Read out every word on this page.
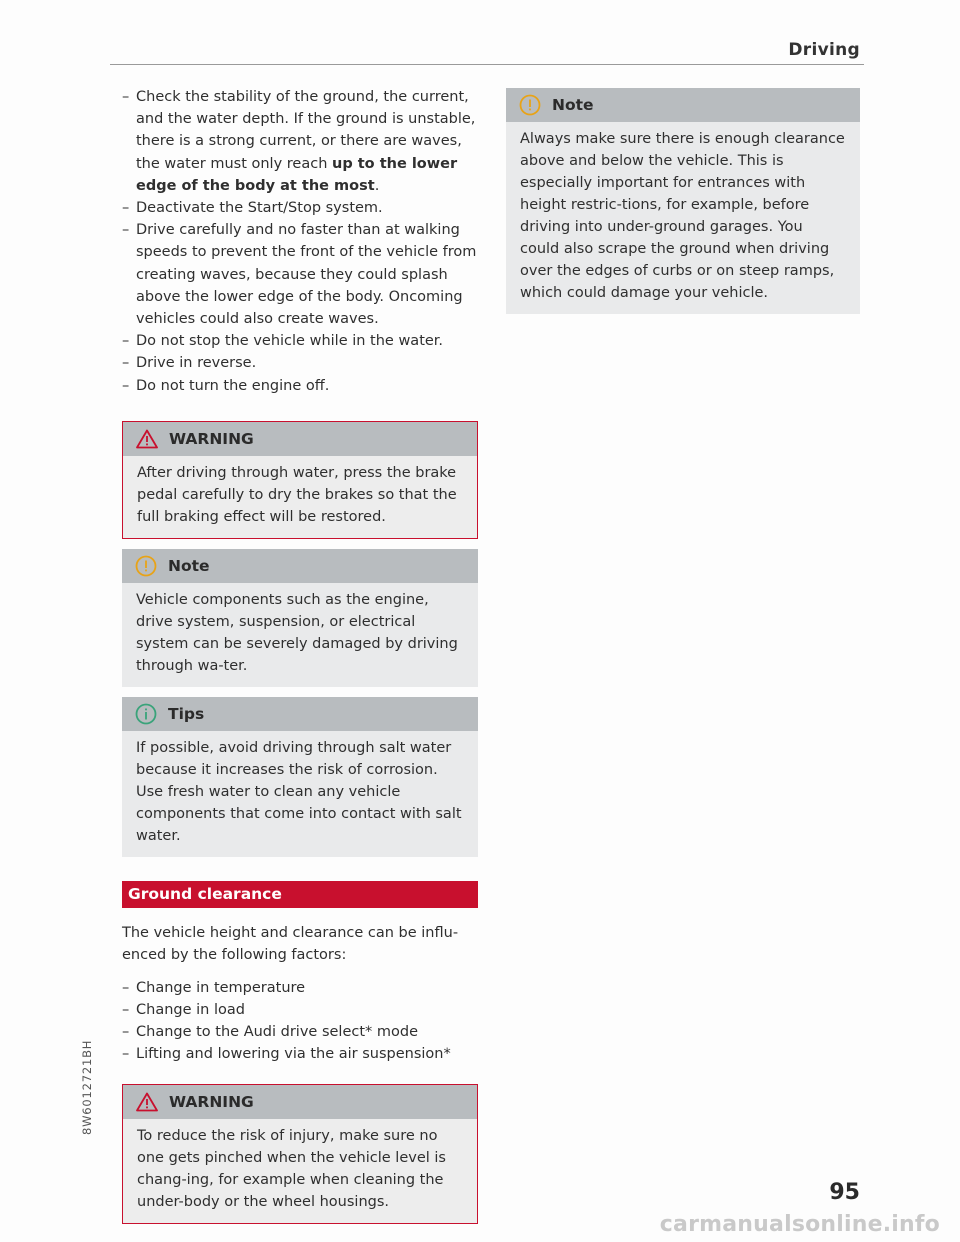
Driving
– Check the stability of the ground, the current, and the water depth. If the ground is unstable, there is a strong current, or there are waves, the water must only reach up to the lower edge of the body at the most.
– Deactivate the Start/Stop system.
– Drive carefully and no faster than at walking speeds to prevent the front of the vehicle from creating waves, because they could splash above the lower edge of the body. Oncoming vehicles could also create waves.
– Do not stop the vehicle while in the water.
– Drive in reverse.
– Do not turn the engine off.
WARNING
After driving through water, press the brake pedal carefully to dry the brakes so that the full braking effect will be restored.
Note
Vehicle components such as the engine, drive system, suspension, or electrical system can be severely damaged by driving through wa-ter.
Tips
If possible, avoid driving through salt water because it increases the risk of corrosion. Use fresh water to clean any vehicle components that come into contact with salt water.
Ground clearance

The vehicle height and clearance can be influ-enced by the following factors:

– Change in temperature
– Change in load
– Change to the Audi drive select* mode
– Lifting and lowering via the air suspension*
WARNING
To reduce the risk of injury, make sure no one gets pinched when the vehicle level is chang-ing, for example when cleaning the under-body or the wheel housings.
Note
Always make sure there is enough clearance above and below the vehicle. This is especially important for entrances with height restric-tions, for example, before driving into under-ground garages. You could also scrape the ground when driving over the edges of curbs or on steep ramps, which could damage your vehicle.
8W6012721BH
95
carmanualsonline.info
_ _ _ _ _
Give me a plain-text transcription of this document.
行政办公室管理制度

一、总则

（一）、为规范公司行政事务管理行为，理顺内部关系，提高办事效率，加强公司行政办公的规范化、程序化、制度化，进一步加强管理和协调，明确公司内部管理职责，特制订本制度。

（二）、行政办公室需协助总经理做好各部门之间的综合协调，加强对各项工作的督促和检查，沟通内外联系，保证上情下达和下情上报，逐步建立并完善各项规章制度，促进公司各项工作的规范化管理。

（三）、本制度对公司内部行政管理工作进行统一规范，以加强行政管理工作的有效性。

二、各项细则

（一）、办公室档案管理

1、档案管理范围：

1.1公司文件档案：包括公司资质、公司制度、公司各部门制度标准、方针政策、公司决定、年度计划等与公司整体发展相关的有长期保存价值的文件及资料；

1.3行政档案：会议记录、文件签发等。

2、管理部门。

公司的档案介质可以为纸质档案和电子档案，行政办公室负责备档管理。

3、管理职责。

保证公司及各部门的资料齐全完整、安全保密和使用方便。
_ _ _ _ _
GOAL
Where a line holds "suspension", copy that line.

RESPONSE TO THE TASK
Vehicle components such as the engine, drive system, suspension, or electrical system can be severely damaged by driving through wa-ter.
– Lifting and lowering via the air suspension*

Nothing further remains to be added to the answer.